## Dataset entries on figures
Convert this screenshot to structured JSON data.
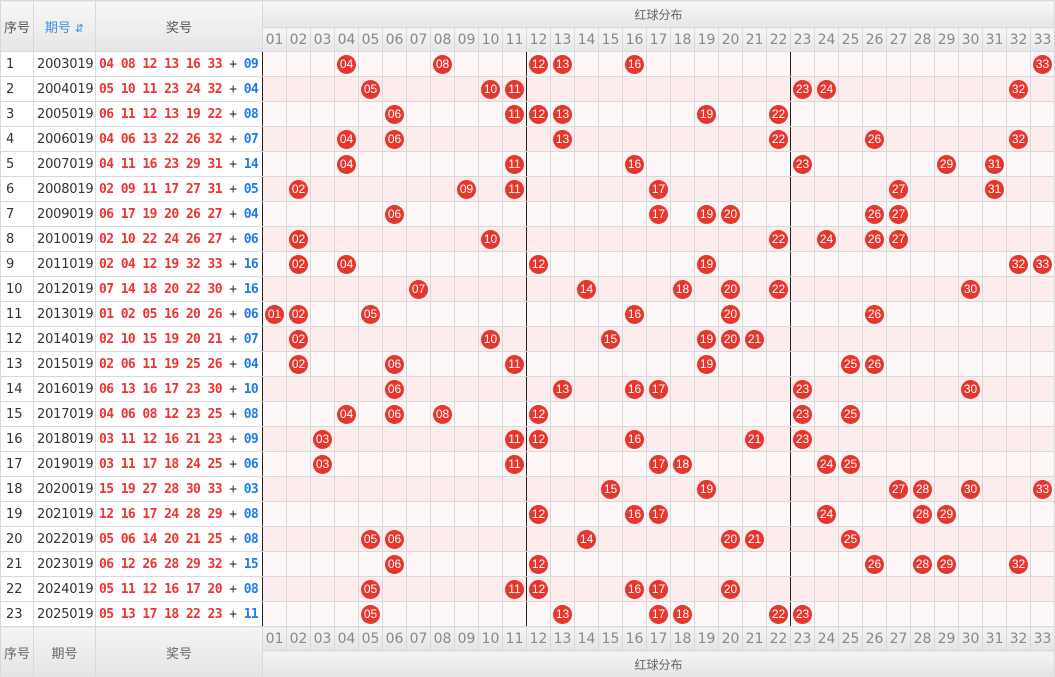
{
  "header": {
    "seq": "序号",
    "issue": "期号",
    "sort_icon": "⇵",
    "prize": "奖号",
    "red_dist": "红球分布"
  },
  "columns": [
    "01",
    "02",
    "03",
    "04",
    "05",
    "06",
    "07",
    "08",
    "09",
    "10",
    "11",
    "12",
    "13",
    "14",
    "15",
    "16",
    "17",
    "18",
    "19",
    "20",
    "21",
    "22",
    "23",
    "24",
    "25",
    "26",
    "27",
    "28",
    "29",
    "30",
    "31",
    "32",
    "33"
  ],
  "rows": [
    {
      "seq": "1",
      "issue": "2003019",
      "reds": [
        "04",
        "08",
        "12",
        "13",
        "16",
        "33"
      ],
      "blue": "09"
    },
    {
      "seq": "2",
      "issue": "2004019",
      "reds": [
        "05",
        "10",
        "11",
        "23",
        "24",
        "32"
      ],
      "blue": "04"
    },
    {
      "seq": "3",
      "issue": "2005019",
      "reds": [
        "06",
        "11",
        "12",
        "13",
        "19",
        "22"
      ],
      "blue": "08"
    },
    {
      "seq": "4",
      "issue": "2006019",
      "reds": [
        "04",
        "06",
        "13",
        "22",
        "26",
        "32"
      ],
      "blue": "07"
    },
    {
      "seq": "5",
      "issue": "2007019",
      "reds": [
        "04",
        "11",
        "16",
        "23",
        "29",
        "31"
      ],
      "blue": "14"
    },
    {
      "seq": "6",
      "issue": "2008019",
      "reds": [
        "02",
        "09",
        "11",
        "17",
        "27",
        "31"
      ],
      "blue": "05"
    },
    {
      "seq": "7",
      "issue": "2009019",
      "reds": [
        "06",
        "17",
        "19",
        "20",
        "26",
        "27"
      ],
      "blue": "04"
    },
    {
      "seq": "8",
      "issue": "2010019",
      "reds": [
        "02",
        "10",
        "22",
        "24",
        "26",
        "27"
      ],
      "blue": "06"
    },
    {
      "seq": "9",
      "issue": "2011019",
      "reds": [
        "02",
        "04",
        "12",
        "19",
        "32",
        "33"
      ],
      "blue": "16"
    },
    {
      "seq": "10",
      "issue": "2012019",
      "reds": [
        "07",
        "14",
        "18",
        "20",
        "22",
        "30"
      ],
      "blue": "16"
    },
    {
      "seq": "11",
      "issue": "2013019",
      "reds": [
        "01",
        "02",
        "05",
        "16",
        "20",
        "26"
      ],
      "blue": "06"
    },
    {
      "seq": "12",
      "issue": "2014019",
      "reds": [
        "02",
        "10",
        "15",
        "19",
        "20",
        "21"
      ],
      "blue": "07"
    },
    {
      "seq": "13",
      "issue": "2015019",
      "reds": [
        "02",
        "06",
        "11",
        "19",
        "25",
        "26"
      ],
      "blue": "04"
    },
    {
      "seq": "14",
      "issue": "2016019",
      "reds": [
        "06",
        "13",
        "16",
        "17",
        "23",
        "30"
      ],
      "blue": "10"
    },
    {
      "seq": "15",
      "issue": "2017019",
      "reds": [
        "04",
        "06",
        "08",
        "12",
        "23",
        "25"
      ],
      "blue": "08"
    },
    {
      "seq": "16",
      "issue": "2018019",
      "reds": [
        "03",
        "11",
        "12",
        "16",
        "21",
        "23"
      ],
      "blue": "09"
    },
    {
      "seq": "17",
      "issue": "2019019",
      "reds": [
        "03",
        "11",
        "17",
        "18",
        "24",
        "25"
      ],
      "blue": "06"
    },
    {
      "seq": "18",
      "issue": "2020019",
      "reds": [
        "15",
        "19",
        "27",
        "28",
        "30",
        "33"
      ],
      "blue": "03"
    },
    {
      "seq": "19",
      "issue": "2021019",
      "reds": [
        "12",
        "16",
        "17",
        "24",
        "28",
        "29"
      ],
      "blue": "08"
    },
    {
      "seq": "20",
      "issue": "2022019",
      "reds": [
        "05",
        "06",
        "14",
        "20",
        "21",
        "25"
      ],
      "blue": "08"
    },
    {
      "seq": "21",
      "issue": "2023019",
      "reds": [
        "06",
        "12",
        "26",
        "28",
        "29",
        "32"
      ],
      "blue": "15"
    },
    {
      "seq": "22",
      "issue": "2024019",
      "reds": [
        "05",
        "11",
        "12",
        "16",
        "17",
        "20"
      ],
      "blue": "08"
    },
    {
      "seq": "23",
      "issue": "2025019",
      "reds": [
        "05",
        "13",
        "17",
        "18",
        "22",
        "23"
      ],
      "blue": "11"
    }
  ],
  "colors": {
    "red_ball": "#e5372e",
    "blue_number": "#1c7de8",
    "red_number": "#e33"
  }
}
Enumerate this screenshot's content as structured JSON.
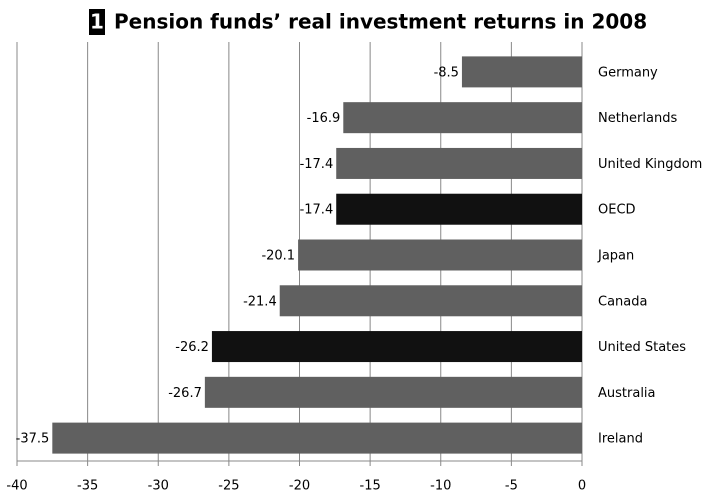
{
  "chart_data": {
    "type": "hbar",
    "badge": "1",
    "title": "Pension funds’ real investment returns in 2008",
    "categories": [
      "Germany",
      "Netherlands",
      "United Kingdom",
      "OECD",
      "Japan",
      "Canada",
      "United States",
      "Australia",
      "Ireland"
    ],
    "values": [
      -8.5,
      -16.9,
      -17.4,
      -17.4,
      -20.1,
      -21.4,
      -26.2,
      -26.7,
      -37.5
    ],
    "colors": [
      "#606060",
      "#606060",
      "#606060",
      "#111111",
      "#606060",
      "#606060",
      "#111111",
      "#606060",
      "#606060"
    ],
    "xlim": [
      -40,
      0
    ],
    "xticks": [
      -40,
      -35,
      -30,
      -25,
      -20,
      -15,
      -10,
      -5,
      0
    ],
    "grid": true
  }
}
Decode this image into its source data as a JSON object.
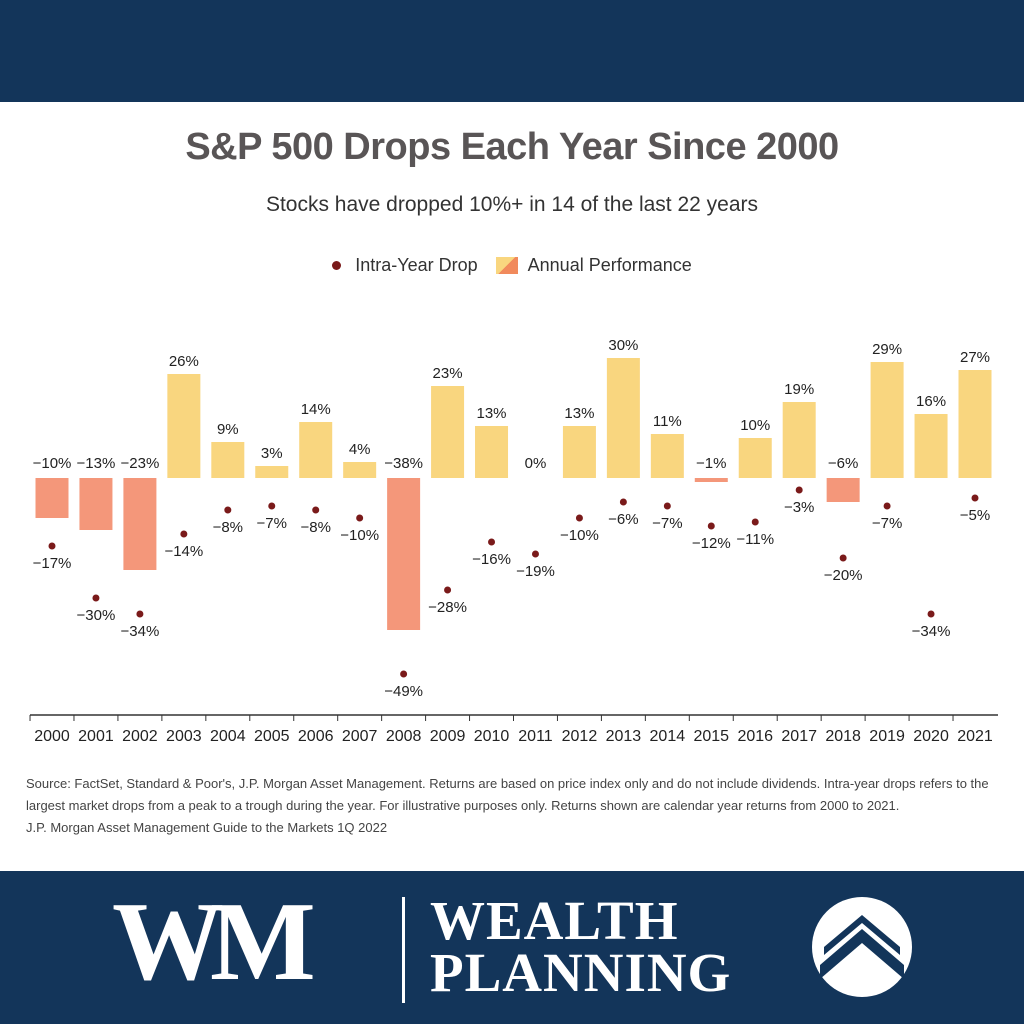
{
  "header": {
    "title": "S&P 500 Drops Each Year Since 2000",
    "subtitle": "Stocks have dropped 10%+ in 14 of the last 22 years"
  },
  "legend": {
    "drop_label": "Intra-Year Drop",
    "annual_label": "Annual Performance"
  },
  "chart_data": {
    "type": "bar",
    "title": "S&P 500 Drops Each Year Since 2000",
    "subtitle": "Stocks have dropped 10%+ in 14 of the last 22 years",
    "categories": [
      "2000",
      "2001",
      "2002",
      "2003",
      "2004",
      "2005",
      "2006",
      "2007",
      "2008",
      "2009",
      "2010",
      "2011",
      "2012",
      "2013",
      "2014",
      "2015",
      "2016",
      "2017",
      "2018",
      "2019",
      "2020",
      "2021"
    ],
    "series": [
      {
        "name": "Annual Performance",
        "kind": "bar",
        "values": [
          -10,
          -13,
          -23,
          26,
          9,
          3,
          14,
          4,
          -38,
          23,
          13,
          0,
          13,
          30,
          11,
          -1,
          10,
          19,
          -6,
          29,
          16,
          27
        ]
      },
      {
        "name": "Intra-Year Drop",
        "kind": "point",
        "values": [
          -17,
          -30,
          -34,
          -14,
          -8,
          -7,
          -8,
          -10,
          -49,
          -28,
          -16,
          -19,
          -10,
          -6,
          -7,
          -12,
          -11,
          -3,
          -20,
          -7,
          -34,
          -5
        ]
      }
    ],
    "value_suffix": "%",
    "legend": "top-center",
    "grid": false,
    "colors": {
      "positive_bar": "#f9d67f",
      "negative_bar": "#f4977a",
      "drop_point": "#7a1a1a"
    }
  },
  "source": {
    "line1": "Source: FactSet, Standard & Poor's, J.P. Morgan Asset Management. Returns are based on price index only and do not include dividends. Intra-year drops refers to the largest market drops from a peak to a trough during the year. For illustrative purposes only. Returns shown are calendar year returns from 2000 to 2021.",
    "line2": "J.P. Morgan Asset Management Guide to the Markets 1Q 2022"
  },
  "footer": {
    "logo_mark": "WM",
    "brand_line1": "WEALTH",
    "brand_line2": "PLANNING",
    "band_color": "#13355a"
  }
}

## Written exercise
Pull every line containing "structured" out of the data above.

## Complete answer
Convert this screenshot to structured JSON data.
Enumerate this screenshot's content as structured JSON.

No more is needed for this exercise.